RECORDS PROVIDED:
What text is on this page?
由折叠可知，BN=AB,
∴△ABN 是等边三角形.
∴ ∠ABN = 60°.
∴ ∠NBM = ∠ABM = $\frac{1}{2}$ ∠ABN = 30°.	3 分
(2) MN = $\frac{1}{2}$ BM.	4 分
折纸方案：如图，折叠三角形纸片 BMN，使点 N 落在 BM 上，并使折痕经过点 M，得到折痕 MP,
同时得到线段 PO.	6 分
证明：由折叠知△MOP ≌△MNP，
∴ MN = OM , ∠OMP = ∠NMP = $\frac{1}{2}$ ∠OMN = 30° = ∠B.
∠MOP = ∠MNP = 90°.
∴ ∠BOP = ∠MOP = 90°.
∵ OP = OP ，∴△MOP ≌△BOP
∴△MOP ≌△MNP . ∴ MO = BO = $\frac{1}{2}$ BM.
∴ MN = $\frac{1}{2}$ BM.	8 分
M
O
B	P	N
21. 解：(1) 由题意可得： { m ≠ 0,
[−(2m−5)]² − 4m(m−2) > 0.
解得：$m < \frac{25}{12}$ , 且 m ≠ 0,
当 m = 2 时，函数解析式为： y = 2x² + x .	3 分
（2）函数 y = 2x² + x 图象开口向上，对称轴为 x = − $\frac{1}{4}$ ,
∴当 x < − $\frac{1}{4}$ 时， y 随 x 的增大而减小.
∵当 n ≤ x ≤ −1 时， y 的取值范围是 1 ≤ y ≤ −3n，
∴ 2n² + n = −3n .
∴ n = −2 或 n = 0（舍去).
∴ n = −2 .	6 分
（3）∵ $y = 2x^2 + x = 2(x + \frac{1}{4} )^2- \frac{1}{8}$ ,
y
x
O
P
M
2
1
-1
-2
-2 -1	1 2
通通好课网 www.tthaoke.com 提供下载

WRITTEN INSTRUCTION: Return every record above exactly as it appears.

EXERCISE OUTPUT:
What text is on this page?
由折叠可知，BN=AB,
∴△ABN 是等边三角形.
∴ ∠ABN = 60°.
∴ ∠NBM = ∠ABM = $\frac{1}{2}$ ∠ABN = 30°.	3 分
(2) MN = $\frac{1}{2}$ BM.	4 分
折纸方案：如图，折叠三角形纸片 BMN，使点 N 落在 BM 上，并使折痕经过点 M，得到折痕 MP,
同时得到线段 PO.	6 分
证明：由折叠知△MOP ≌△MNP，
∴ MN = OM , ∠OMP = ∠NMP = $\frac{1}{2}$ ∠OMN = 30° = ∠B.
∠MOP = ∠MNP = 90°.
∴ ∠BOP = ∠MOP = 90°.
∵ OP = OP ，∴△MOP ≌△BOP
∴△MOP ≌△MNP . ∴ MO = BO = $\frac{1}{2}$ BM.
∴ MN = $\frac{1}{2}$ BM.	8 分
M
O
B	P	N
21. 解：(1) 由题意可得： { m ≠ 0,
[−(2m−5)]² − 4m(m−2) > 0.
解得：$m < \frac{25}{12}$ , 且 m ≠ 0,
当 m = 2 时，函数解析式为： y = 2x² + x .	3 分
（2）函数 y = 2x² + x 图象开口向上，对称轴为 x = − $\frac{1}{4}$ ,
∴当 x < − $\frac{1}{4}$ 时， y 随 x 的增大而减小.
∵当 n ≤ x ≤ −1 时， y 的取值范围是 1 ≤ y ≤ −3n，
∴ 2n² + n = −3n .
∴ n = −2 或 n = 0（舍去).
∴ n = −2 .	6 分
（3）∵ $y = 2x^2 + x = 2(x + \frac{1}{4} )^2- \frac{1}{8}$ ,
y
x
O
P
M
2
1
-1
-2
-2 -1	1 2
通通好课网 www.tthaoke.com 提供下载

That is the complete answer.